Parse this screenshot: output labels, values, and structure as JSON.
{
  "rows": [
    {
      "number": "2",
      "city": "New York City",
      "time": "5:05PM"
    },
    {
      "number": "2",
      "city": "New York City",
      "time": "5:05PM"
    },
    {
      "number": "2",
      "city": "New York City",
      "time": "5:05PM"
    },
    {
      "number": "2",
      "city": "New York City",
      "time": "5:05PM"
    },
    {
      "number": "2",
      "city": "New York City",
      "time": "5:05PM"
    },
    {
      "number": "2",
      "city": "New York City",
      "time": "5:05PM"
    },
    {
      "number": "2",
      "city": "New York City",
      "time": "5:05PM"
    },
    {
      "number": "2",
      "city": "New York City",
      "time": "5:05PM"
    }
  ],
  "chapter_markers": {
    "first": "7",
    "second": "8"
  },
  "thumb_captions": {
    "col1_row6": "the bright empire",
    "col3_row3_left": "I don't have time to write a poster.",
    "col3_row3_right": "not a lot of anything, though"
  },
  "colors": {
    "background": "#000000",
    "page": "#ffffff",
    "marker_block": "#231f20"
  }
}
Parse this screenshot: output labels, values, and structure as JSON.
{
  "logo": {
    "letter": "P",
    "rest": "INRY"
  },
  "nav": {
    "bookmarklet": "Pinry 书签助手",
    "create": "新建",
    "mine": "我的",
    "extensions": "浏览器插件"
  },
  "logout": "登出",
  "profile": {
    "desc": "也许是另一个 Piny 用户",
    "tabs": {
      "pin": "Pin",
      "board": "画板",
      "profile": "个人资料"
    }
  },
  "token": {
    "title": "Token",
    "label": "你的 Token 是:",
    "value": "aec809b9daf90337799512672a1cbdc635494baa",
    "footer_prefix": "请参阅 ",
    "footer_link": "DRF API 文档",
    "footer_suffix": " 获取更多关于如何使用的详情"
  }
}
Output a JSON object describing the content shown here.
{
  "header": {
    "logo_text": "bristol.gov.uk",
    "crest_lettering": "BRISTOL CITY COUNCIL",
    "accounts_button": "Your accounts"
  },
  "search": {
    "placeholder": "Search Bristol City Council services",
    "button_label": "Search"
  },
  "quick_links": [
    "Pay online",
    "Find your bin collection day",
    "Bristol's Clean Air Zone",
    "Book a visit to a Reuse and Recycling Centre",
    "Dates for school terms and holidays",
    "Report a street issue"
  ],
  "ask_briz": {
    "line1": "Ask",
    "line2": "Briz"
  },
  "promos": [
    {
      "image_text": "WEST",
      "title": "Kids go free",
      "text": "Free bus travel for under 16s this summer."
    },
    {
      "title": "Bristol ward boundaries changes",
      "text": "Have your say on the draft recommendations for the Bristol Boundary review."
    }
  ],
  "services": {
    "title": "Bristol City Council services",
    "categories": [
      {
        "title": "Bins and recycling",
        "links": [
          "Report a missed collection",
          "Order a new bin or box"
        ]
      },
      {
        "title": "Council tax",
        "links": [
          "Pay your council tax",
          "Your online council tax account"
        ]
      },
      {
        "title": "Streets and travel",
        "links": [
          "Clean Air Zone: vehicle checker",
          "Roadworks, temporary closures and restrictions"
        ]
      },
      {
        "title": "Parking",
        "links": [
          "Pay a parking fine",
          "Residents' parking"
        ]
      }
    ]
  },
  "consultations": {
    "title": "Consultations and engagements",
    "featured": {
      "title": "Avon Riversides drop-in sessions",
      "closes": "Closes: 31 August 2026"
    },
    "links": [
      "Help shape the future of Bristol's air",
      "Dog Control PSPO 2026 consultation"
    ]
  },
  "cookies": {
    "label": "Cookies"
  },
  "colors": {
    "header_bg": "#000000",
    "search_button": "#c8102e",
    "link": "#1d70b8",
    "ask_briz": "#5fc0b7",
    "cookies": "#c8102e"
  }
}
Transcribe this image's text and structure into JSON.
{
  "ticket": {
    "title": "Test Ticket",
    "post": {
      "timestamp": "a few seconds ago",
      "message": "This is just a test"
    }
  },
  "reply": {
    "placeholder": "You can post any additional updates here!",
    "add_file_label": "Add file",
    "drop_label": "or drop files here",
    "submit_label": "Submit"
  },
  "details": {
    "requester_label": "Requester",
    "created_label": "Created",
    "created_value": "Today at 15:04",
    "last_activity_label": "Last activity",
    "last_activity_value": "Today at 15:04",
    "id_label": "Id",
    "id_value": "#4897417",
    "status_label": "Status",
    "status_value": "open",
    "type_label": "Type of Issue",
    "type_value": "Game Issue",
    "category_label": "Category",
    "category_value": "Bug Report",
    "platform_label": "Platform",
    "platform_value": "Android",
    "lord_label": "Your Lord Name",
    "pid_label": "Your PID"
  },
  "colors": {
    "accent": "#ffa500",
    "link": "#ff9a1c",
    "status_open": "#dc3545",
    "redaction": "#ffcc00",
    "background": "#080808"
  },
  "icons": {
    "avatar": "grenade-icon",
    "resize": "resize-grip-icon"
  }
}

----

*INSTRUCTION*. Identify and extract each line of the listing that contains "collection".

*WORKED ANSWER*.
    "Find your bin collection day",
          "Report a missed collection",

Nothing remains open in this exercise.